== TASK DATA ==
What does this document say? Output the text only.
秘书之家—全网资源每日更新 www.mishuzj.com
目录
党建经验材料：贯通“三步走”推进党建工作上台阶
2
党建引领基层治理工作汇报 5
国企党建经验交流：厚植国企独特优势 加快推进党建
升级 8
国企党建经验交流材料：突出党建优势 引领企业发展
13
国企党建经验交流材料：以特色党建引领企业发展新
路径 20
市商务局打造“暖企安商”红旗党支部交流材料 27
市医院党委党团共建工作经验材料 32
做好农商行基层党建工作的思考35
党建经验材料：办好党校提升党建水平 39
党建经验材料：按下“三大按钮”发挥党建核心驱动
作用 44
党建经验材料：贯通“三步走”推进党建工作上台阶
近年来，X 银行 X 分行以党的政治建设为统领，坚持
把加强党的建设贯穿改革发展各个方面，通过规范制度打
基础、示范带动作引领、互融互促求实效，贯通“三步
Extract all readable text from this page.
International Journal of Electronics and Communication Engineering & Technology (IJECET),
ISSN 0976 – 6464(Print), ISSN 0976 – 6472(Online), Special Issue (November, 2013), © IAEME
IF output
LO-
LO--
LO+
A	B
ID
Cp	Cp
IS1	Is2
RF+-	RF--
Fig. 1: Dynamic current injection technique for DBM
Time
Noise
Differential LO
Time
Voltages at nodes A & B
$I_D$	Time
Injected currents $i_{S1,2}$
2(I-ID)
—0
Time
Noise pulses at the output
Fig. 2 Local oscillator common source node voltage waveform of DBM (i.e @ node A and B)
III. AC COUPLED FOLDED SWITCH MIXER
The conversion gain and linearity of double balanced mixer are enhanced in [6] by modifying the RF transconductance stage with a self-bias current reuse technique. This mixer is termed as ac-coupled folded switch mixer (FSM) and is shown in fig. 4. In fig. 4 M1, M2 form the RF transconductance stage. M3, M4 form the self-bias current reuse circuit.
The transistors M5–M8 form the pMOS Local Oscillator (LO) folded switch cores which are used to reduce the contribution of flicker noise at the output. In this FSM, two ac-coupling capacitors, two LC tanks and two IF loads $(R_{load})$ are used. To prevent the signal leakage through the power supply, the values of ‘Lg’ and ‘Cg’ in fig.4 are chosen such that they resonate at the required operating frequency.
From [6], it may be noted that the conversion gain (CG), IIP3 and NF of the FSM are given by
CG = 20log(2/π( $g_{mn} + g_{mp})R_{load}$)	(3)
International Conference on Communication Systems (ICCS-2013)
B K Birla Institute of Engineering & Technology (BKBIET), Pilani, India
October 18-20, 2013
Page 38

== THE EXERCISE ==
Reproduce the material above without altering a single character.

== TASK ANSWER ==
What does this document say? Output the text only.
秘书之家—全网资源每日更新 www.mishuzj.com
目录
党建经验材料：贯通“三步走”推进党建工作上台阶
2
党建引领基层治理工作汇报 5
国企党建经验交流：厚植国企独特优势 加快推进党建
升级 8
国企党建经验交流材料：突出党建优势 引领企业发展
13
国企党建经验交流材料：以特色党建引领企业发展新
路径 20
市商务局打造“暖企安商”红旗党支部交流材料 27
市医院党委党团共建工作经验材料 32
做好农商行基层党建工作的思考35
党建经验材料：办好党校提升党建水平 39
党建经验材料：按下“三大按钮”发挥党建核心驱动
作用 44
党建经验材料：贯通“三步走”推进党建工作上台阶
近年来，X 银行 X 分行以党的政治建设为统领，坚持
把加强党的建设贯穿改革发展各个方面，通过规范制度打
基础、示范带动作引领、互融互促求实效，贯通“三步
Extract all readable text from this page.
International Journal of Electronics and Communication Engineering & Technology (IJECET),
ISSN 0976 – 6464(Print), ISSN 0976 – 6472(Online), Special Issue (November, 2013), © IAEME
IF output
LO-
LO--
LO+
A	B
ID
Cp	Cp
IS1	Is2
RF+-	RF--
Fig. 1: Dynamic current injection technique for DBM
Time
Noise
Differential LO
Time
Voltages at nodes A & B
$I_D$	Time
Injected currents $i_{S1,2}$
2(I-ID)
—0
Time
Noise pulses at the output
Fig. 2 Local oscillator common source node voltage waveform of DBM (i.e @ node A and B)
III. AC COUPLED FOLDED SWITCH MIXER
The conversion gain and linearity of double balanced mixer are enhanced in [6] by modifying the RF transconductance stage with a self-bias current reuse technique. This mixer is termed as ac-coupled folded switch mixer (FSM) and is shown in fig. 4. In fig. 4 M1, M2 form the RF transconductance stage. M3, M4 form the self-bias current reuse circuit.
The transistors M5–M8 form the pMOS Local Oscillator (LO) folded switch cores which are used to reduce the contribution of flicker noise at the output. In this FSM, two ac-coupling capacitors, two LC tanks and two IF loads $(R_{load})$ are used. To prevent the signal leakage through the power supply, the values of ‘Lg’ and ‘Cg’ in fig.4 are chosen such that they resonate at the required operating frequency.
From [6], it may be noted that the conversion gain (CG), IIP3 and NF of the FSM are given by
CG = 20log(2/π( $g_{mn} + g_{mp})R_{load}$)	(3)
International Conference on Communication Systems (ICCS-2013)
B K Birla Institute of Engineering & Technology (BKBIET), Pilani, India
October 18-20, 2013
Page 38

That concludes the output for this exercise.